*DIRECTIONS*
The data below must be copied in full and without any change.

Data items
--- START ---

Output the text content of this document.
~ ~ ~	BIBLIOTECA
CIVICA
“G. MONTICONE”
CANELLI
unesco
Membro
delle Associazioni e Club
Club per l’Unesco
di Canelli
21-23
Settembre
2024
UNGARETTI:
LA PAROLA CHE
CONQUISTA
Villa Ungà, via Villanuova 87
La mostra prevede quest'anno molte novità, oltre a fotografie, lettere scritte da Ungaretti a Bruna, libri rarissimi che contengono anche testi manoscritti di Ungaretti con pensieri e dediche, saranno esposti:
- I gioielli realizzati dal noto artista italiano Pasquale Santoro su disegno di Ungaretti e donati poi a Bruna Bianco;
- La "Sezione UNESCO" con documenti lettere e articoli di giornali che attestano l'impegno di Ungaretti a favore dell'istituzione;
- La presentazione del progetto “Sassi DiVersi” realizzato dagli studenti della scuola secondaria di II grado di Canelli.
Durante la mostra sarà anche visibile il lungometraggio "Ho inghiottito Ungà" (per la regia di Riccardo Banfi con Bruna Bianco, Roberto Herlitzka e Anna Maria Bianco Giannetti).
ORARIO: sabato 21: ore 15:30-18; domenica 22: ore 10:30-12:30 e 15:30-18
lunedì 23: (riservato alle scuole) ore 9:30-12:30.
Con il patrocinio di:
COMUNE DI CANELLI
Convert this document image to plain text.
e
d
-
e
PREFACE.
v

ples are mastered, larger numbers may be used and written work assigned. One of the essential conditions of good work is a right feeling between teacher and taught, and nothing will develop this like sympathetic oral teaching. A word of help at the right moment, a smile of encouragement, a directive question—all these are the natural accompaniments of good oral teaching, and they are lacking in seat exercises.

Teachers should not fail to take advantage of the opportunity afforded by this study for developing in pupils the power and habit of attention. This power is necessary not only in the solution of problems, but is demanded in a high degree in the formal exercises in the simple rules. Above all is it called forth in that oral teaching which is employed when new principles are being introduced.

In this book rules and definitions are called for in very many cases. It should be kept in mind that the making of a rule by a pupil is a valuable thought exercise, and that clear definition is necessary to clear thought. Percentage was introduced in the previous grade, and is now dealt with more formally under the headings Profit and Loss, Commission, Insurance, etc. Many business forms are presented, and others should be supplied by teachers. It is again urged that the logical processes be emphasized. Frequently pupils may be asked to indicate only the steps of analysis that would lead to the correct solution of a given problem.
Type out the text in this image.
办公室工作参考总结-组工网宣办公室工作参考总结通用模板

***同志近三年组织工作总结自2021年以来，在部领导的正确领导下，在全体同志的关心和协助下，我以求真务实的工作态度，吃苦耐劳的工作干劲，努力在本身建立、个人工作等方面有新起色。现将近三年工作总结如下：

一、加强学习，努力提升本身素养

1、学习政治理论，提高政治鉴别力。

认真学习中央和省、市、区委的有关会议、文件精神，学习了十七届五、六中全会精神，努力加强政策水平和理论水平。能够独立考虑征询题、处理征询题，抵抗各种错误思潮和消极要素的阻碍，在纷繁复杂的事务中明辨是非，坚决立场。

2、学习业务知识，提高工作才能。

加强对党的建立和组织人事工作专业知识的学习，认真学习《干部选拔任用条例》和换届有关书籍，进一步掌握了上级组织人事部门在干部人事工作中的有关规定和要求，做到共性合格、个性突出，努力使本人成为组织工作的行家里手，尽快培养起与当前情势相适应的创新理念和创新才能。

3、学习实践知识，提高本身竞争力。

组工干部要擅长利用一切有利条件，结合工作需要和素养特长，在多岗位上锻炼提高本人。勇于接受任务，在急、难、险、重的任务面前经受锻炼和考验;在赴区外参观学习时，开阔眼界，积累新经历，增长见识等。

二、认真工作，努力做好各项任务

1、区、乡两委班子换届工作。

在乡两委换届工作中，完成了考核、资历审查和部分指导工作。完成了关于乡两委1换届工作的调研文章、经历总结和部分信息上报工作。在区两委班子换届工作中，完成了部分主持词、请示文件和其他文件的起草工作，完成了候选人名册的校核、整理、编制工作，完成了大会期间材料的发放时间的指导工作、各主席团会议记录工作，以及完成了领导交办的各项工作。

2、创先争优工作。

--- END ---

*RESPONSE TO THIS TASK*
Output the text content of this document.
~ ~ ~	BIBLIOTECA
CIVICA
“G. MONTICONE”
CANELLI
unesco
Membro
delle Associazioni e Club
Club per l’Unesco
di Canelli
21-23
Settembre
2024
UNGARETTI:
LA PAROLA CHE
CONQUISTA
Villa Ungà, via Villanuova 87
La mostra prevede quest'anno molte novità, oltre a fotografie, lettere scritte da Ungaretti a Bruna, libri rarissimi che contengono anche testi manoscritti di Ungaretti con pensieri e dediche, saranno esposti:
- I gioielli realizzati dal noto artista italiano Pasquale Santoro su disegno di Ungaretti e donati poi a Bruna Bianco;
- La "Sezione UNESCO" con documenti lettere e articoli di giornali che attestano l'impegno di Ungaretti a favore dell'istituzione;
- La presentazione del progetto “Sassi DiVersi” realizzato dagli studenti della scuola secondaria di II grado di Canelli.
Durante la mostra sarà anche visibile il lungometraggio "Ho inghiottito Ungà" (per la regia di Riccardo Banfi con Bruna Bianco, Roberto Herlitzka e Anna Maria Bianco Giannetti).
ORARIO: sabato 21: ore 15:30-18; domenica 22: ore 10:30-12:30 e 15:30-18
lunedì 23: (riservato alle scuole) ore 9:30-12:30.
Con il patrocinio di:
COMUNE DI CANELLI
Convert this document image to plain text.
e
d
-
e
PREFACE.
v

ples are mastered, larger numbers may be used and written work assigned. One of the essential conditions of good work is a right feeling between teacher and taught, and nothing will develop this like sympathetic oral teaching. A word of help at the right moment, a smile of encouragement, a directive question—all these are the natural accompaniments of good oral teaching, and they are lacking in seat exercises.

Teachers should not fail to take advantage of the opportunity afforded by this study for developing in pupils the power and habit of attention. This power is necessary not only in the solution of problems, but is demanded in a high degree in the formal exercises in the simple rules. Above all is it called forth in that oral teaching which is employed when new principles are being introduced.

In this book rules and definitions are called for in very many cases. It should be kept in mind that the making of a rule by a pupil is a valuable thought exercise, and that clear definition is necessary to clear thought. Percentage was introduced in the previous grade, and is now dealt with more formally under the headings Profit and Loss, Commission, Insurance, etc. Many business forms are presented, and others should be supplied by teachers. It is again urged that the logical processes be emphasized. Frequently pupils may be asked to indicate only the steps of analysis that would lead to the correct solution of a given problem.
Type out the text in this image.
办公室工作参考总结-组工网宣办公室工作参考总结通用模板

***同志近三年组织工作总结自2021年以来，在部领导的正确领导下，在全体同志的关心和协助下，我以求真务实的工作态度，吃苦耐劳的工作干劲，努力在本身建立、个人工作等方面有新起色。现将近三年工作总结如下：

一、加强学习，努力提升本身素养

1、学习政治理论，提高政治鉴别力。

认真学习中央和省、市、区委的有关会议、文件精神，学习了十七届五、六中全会精神，努力加强政策水平和理论水平。能够独立考虑征询题、处理征询题，抵抗各种错误思潮和消极要素的阻碍，在纷繁复杂的事务中明辨是非，坚决立场。

2、学习业务知识，提高工作才能。

加强对党的建立和组织人事工作专业知识的学习，认真学习《干部选拔任用条例》和换届有关书籍，进一步掌握了上级组织人事部门在干部人事工作中的有关规定和要求，做到共性合格、个性突出，努力使本人成为组织工作的行家里手，尽快培养起与当前情势相适应的创新理念和创新才能。

3、学习实践知识，提高本身竞争力。

组工干部要擅长利用一切有利条件，结合工作需要和素养特长，在多岗位上锻炼提高本人。勇于接受任务，在急、难、险、重的任务面前经受锻炼和考验;在赴区外参观学习时，开阔眼界，积累新经历，增长见识等。

二、认真工作，努力做好各项任务

1、区、乡两委班子换届工作。

在乡两委换届工作中，完成了考核、资历审查和部分指导工作。完成了关于乡两委1换届工作的调研文章、经历总结和部分信息上报工作。在区两委班子换届工作中，完成了部分主持词、请示文件和其他文件的起草工作，完成了候选人名册的校核、整理、编制工作，完成了大会期间材料的发放时间的指导工作、各主席团会议记录工作，以及完成了领导交办的各项工作。

2、创先争优工作。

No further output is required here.